# Aim:
Look through the material below for "若速度大于v". Copy every line that contains it.

--- Begin Source data ---

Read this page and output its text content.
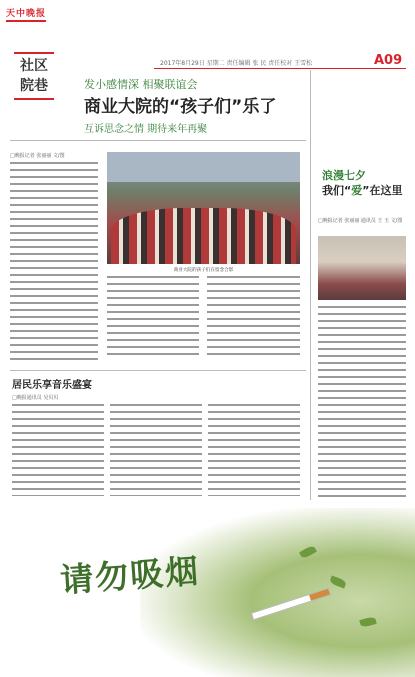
天中晚报
社区院巷
2017年8月29日 星期二 责任编辑 张 民 责任校对 王雪松	A09
发小感情深 相聚联谊会
商业大院的“孩子们”乐了
互诉思念之情 期待来年再聚
□晚报记者 张丽丽 文/图
商业大院的孩子们在留念合影
浪漫七夕
我们“爱”在这里
□晚报记者 张丽丽 通讯员 王 玉 文/图
居民乐享音乐盛宴
□晚报通讯员 吴贝贝
请勿吸烟
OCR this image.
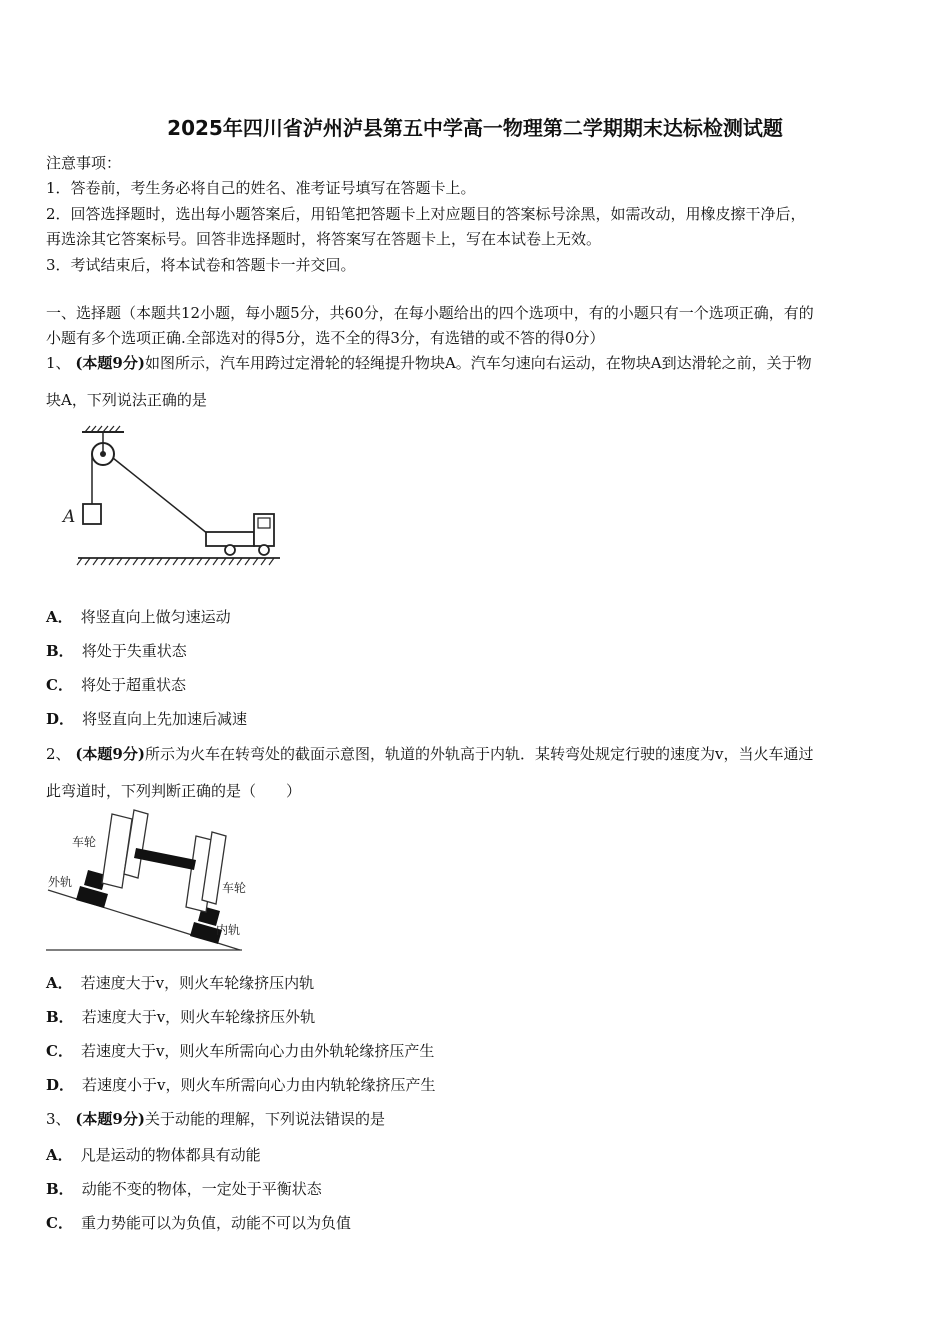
2025年四川省泸州泸县第五中学高一物理第二学期期末达标检测试题
注意事项：
1．答卷前，考生务必将自己的姓名、准考证号填写在答题卡上。
2．回答选择题时，选出每小题答案后，用铅笔把答题卡上对应题目的答案标号涂黑，如需改动，用橡皮擦干净后，
再选涂其它答案标号。回答非选择题时，将答案写在答题卡上，写在本试卷上无效。
3．考试结束后，将本试卷和答题卡一并交回。
一、选择题（本题共12小题，每小题5分，共60分，在每小题给出的四个选项中，有的小题只有一个选项正确，有的
小题有多个选项正确.全部选对的得5分，选不全的得3分，有选错的或不答的得0分）
1、 (本题9分)如图所示，汽车用跨过定滑轮的轻绳提升物块A。汽车匀速向右运动，在物块A到达滑轮之前，关于物
块A，下列说法正确的是
A
A． 将竖直向上做匀速运动
B． 将处于失重状态
C． 将处于超重状态
D． 将竖直向上先加速后减速
2、 (本题9分)所示为火车在转弯处的截面示意图，轨道的外轨高于内轨．某转弯处规定行驶的速度为v，当火车通过
此弯道时，下列判断正确的是（　　）
车轮
外轨	车轮
内轨
A． 若速度大于v，则火车轮缘挤压内轨
B． 若速度大于v，则火车轮缘挤压外轨
C． 若速度大于v，则火车所需向心力由外轨轮缘挤压产生
D． 若速度小于v，则火车所需向心力由内轨轮缘挤压产生
3、 (本题9分)关于动能的理解，下列说法错误的是
A． 凡是运动的物体都具有动能
B． 动能不变的物体，一定处于平衡状态
C． 重力势能可以为负值，动能不可以为负值
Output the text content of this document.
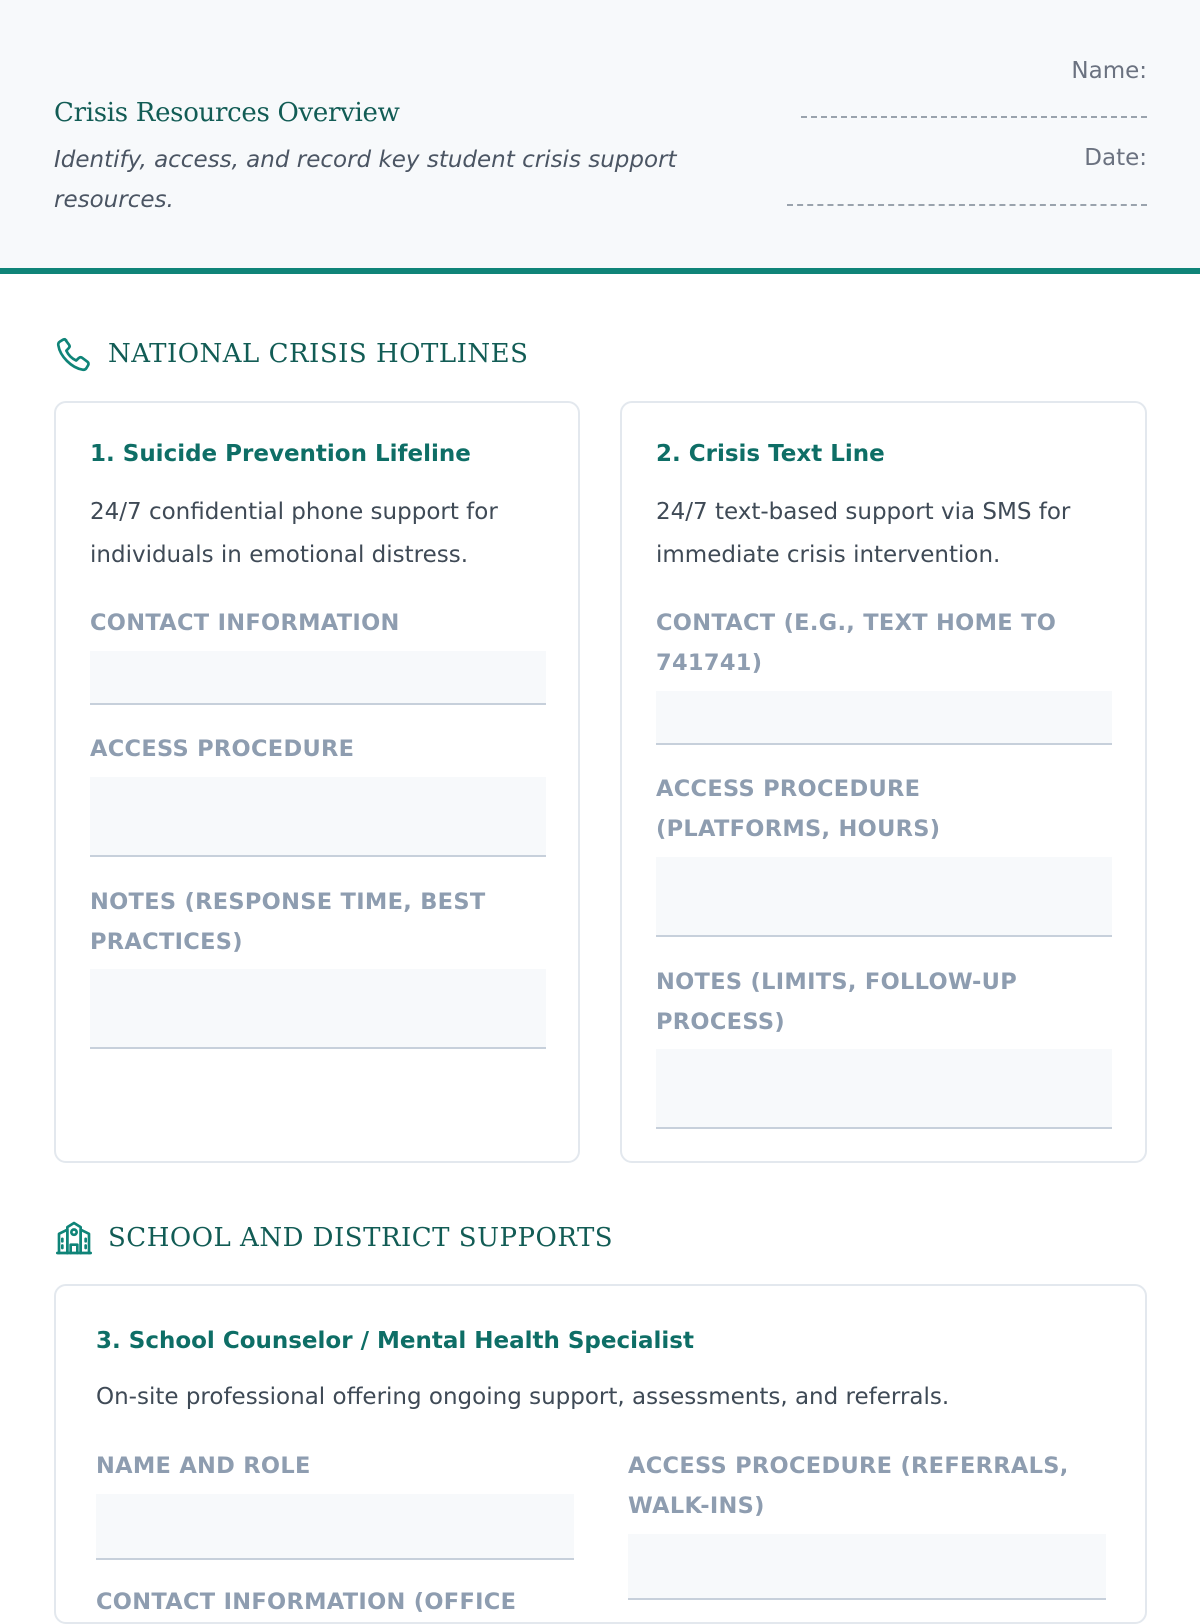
Crisis Resources Overview
Identify, access, and record key student crisis support resources.
Name:
Date:
NATIONAL CRISIS HOTLINES
1. Suicide Prevention Lifeline
24/7 confidential phone support for individuals in emotional distress.
CONTACT INFORMATION
ACCESS PROCEDURE
NOTES (RESPONSE TIME, BEST PRACTICES)
2. Crisis Text Line
24/7 text-based support via SMS for immediate crisis intervention.
CONTACT (E.G., TEXT HOME TO 741741)
ACCESS PROCEDURE (PLATFORMS, HOURS)
NOTES (LIMITS, FOLLOW-UP PROCESS)
SCHOOL AND DISTRICT SUPPORTS
3. School Counselor / Mental Health Specialist
On-site professional offering ongoing support, assessments, and referrals.
NAME AND ROLE
CONTACT INFORMATION (OFFICE
ACCESS PROCEDURE (REFERRALS, WALK-INS)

--- End Source data ---

# Correct result:
A． 若速度大于v，则火车轮缘挤压内轨
B． 若速度大于v，则火车轮缘挤压外轨
C． 若速度大于v，则火车所需向心力由外轨轮缘挤压产生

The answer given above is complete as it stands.